======== Entries provided ========

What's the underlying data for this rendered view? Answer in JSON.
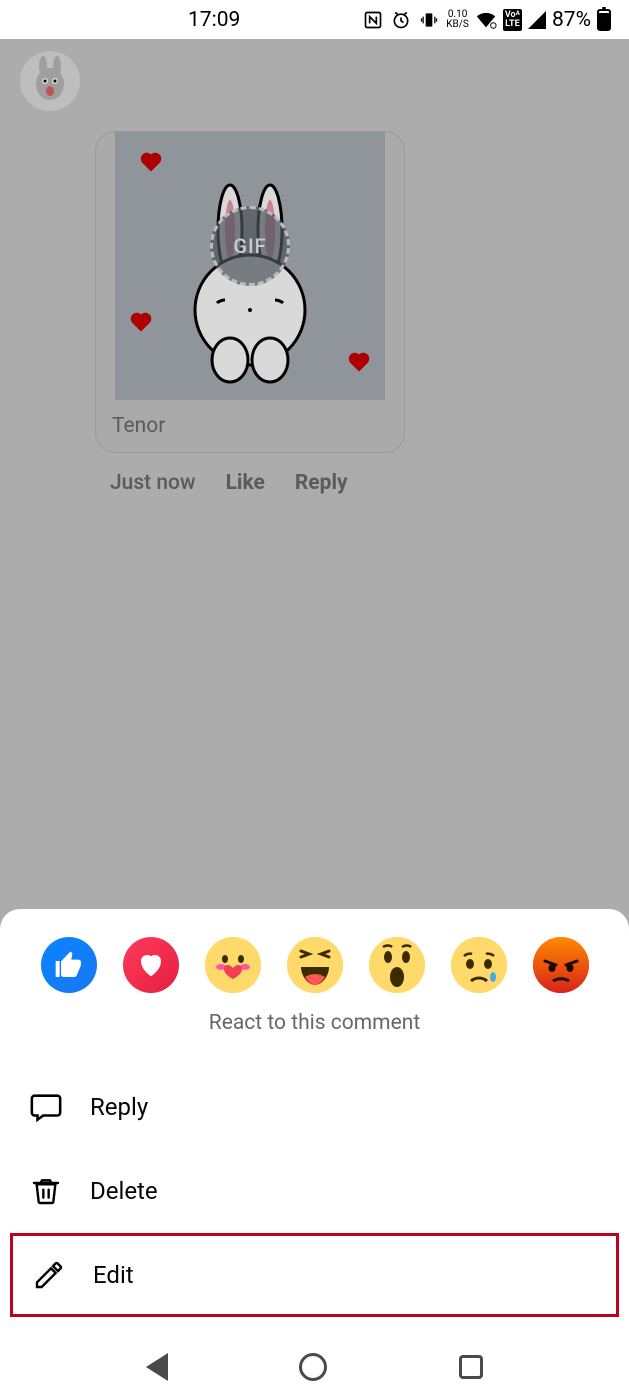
{
  "status": {
    "time": "17:09",
    "kbs_value": "0.10",
    "kbs_label": "KB/S",
    "volte": "Voᴬ LTE",
    "battery_percent": "87%"
  },
  "comment": {
    "source_label": "Tenor",
    "gif_label": "GIF",
    "timestamp": "Just now",
    "like_label": "Like",
    "reply_label": "Reply"
  },
  "sheet": {
    "react_caption": "React to this comment",
    "options": {
      "reply": "Reply",
      "delete": "Delete",
      "edit": "Edit"
    }
  }
}
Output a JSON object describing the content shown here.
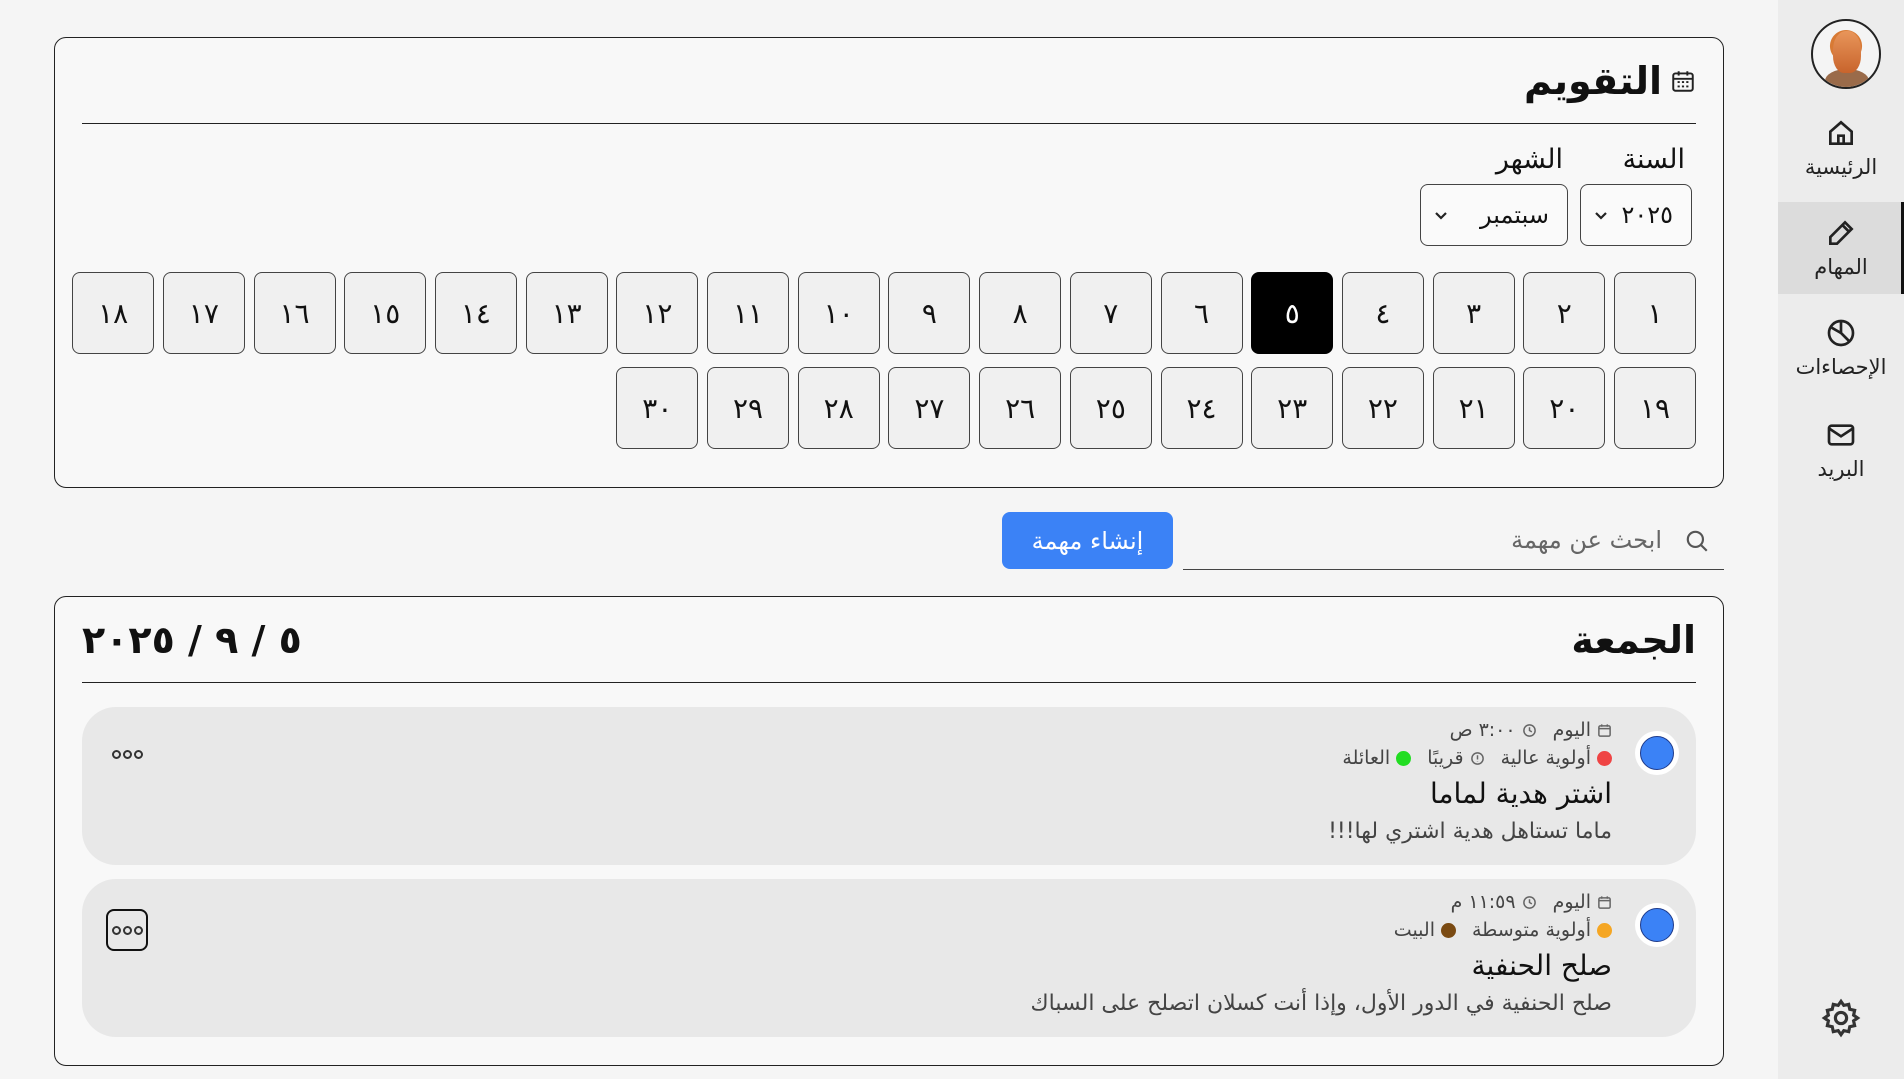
{
  "sidebar": {
    "items": [
      {
        "label": "الرئيسية",
        "icon": "home-icon"
      },
      {
        "label": "المهام",
        "icon": "pencil-icon",
        "active": true
      },
      {
        "label": "الإحصاءات",
        "icon": "chart-pie-icon"
      },
      {
        "label": "البريد",
        "icon": "mail-icon"
      }
    ],
    "settings_icon": "gear-icon"
  },
  "calendar": {
    "title": "التقويم",
    "year_label": "السنة",
    "month_label": "الشهر",
    "year_value": "٢٠٢٥",
    "month_value": "سبتمبر",
    "selected_day": "٥",
    "days": [
      "١",
      "٢",
      "٣",
      "٤",
      "٥",
      "٦",
      "٧",
      "٨",
      "٩",
      "١٠",
      "١١",
      "١٢",
      "١٣",
      "١٤",
      "١٥",
      "١٦",
      "١٧",
      "١٨",
      "١٩",
      "٢٠",
      "٢١",
      "٢٢",
      "٢٣",
      "٢٤",
      "٢٥",
      "٢٦",
      "٢٧",
      "٢٨",
      "٢٩",
      "٣٠"
    ]
  },
  "search": {
    "placeholder": "ابحث عن مهمة"
  },
  "create_button": "إنشاء مهمة",
  "day_view": {
    "day_name": "الجمعة",
    "date": "٥ / ٩ / ٢٠٢٥"
  },
  "tasks": [
    {
      "date": "اليوم",
      "time": "٣:٠٠ ص",
      "priority": "أولوية عالية",
      "priority_color": "#ef4444",
      "due": "قريبًا",
      "category": "العائلة",
      "category_color": "#22dd22",
      "title": "اشتر هدية لماما",
      "description": "ماما تستاهل هدية اشتري لها!!!"
    },
    {
      "date": "اليوم",
      "time": "١١:٥٩ م",
      "priority": "أولوية متوسطة",
      "priority_color": "#f5a623",
      "category": "البيت",
      "category_color": "#7a4a12",
      "title": "صلح الحنفية",
      "description": "صلح الحنفية في الدور الأول، وإذا أنت كسلان اتصلح على السباك"
    }
  ],
  "colors": {
    "accent": "#3b82f6",
    "selected_day_bg": "#000000"
  }
}
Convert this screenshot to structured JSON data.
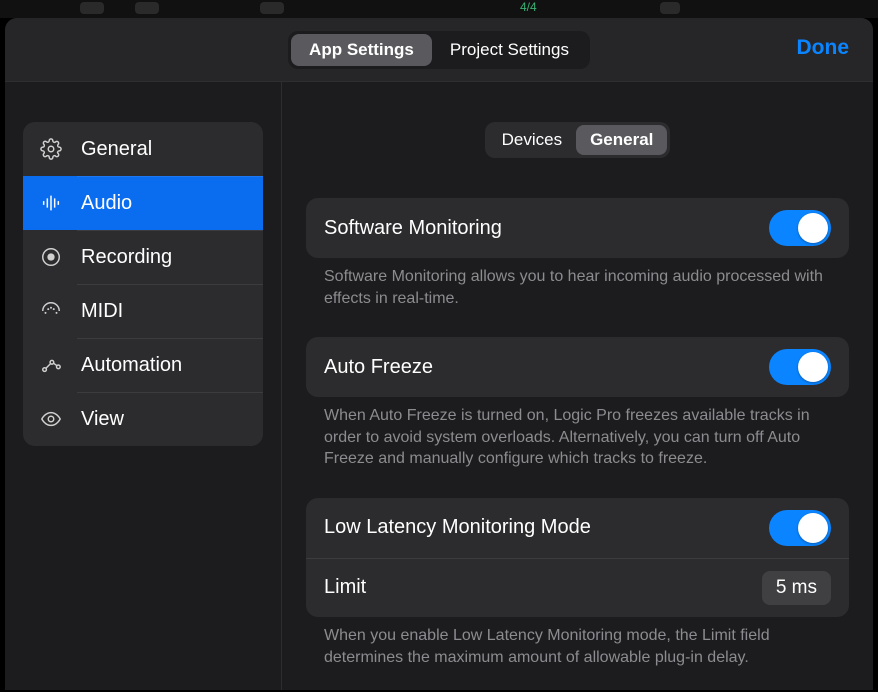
{
  "backdrop": {
    "fraction": "4/4"
  },
  "header": {
    "tab_app": "App Settings",
    "tab_project": "Project Settings",
    "done": "Done"
  },
  "sidebar": {
    "items": [
      {
        "label": "General"
      },
      {
        "label": "Audio"
      },
      {
        "label": "Recording"
      },
      {
        "label": "MIDI"
      },
      {
        "label": "Automation"
      },
      {
        "label": "View"
      }
    ]
  },
  "subtabs": {
    "devices": "Devices",
    "general": "General"
  },
  "settings": {
    "software_monitoring": {
      "title": "Software Monitoring",
      "desc": "Software Monitoring allows you to hear incoming audio processed with effects in real-time."
    },
    "auto_freeze": {
      "title": "Auto Freeze",
      "desc": "When Auto Freeze is turned on, Logic Pro freezes available tracks in order to avoid system overloads. Alternatively, you can turn off Auto Freeze and manually configure which tracks to freeze."
    },
    "low_latency": {
      "title": "Low Latency Monitoring Mode",
      "limit_label": "Limit",
      "limit_value": "5 ms",
      "desc": "When you enable Low Latency Monitoring mode, the Limit field determines the maximum amount of allowable plug-in delay."
    }
  }
}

========

◆ **Exercise goal**: Repeat all of the data above word for word, minus the pictures.

◆ **Solution for this task**:
What's the underlying data for this rendered view? Answer in JSON.
{
  "status": {
    "time": "17:09",
    "kbs_value": "0.10",
    "kbs_label": "KB/S",
    "volte": "Voᴬ LTE",
    "battery_percent": "87%"
  },
  "comment": {
    "source_label": "Tenor",
    "gif_label": "GIF",
    "timestamp": "Just now",
    "like_label": "Like",
    "reply_label": "Reply"
  },
  "sheet": {
    "react_caption": "React to this comment",
    "options": {
      "reply": "Reply",
      "delete": "Delete",
      "edit": "Edit"
    }
  }
}
Output a JSON object describing the content shown here.
{
  "sidebar": {
    "items": [
      {
        "label": "الرئيسية",
        "icon": "home-icon"
      },
      {
        "label": "المهام",
        "icon": "pencil-icon",
        "active": true
      },
      {
        "label": "الإحصاءات",
        "icon": "chart-pie-icon"
      },
      {
        "label": "البريد",
        "icon": "mail-icon"
      }
    ],
    "settings_icon": "gear-icon"
  },
  "calendar": {
    "title": "التقويم",
    "year_label": "السنة",
    "month_label": "الشهر",
    "year_value": "٢٠٢٥",
    "month_value": "سبتمبر",
    "selected_day": "٥",
    "days": [
      "١",
      "٢",
      "٣",
      "٤",
      "٥",
      "٦",
      "٧",
      "٨",
      "٩",
      "١٠",
      "١١",
      "١٢",
      "١٣",
      "١٤",
      "١٥",
      "١٦",
      "١٧",
      "١٨",
      "١٩",
      "٢٠",
      "٢١",
      "٢٢",
      "٢٣",
      "٢٤",
      "٢٥",
      "٢٦",
      "٢٧",
      "٢٨",
      "٢٩",
      "٣٠"
    ]
  },
  "search": {
    "placeholder": "ابحث عن مهمة"
  },
  "create_button": "إنشاء مهمة",
  "day_view": {
    "day_name": "الجمعة",
    "date": "٥ / ٩ / ٢٠٢٥"
  },
  "tasks": [
    {
      "date": "اليوم",
      "time": "٣:٠٠ ص",
      "priority": "أولوية عالية",
      "priority_color": "#ef4444",
      "due": "قريبًا",
      "category": "العائلة",
      "category_color": "#22dd22",
      "title": "اشتر هدية لماما",
      "description": "ماما تستاهل هدية اشتري لها!!!"
    },
    {
      "date": "اليوم",
      "time": "١١:٥٩ م",
      "priority": "أولوية متوسطة",
      "priority_color": "#f5a623",
      "category": "البيت",
      "category_color": "#7a4a12",
      "title": "صلح الحنفية",
      "description": "صلح الحنفية في الدور الأول، وإذا أنت كسلان اتصلح على السباك"
    }
  ],
  "colors": {
    "accent": "#3b82f6",
    "selected_day_bg": "#000000"
  }
}
Convert this screenshot to structured JSON data.
{
  "backdrop": {
    "fraction": "4/4"
  },
  "header": {
    "tab_app": "App Settings",
    "tab_project": "Project Settings",
    "done": "Done"
  },
  "sidebar": {
    "items": [
      {
        "label": "General"
      },
      {
        "label": "Audio"
      },
      {
        "label": "Recording"
      },
      {
        "label": "MIDI"
      },
      {
        "label": "Automation"
      },
      {
        "label": "View"
      }
    ]
  },
  "subtabs": {
    "devices": "Devices",
    "general": "General"
  },
  "settings": {
    "software_monitoring": {
      "title": "Software Monitoring",
      "desc": "Software Monitoring allows you to hear incoming audio processed with effects in real-time."
    },
    "auto_freeze": {
      "title": "Auto Freeze",
      "desc": "When Auto Freeze is turned on, Logic Pro freezes available tracks in order to avoid system overloads. Alternatively, you can turn off Auto Freeze and manually configure which tracks to freeze."
    },
    "low_latency": {
      "title": "Low Latency Monitoring Mode",
      "limit_label": "Limit",
      "limit_value": "5 ms",
      "desc": "When you enable Low Latency Monitoring mode, the Limit field determines the maximum amount of allowable plug-in delay."
    }
  }
}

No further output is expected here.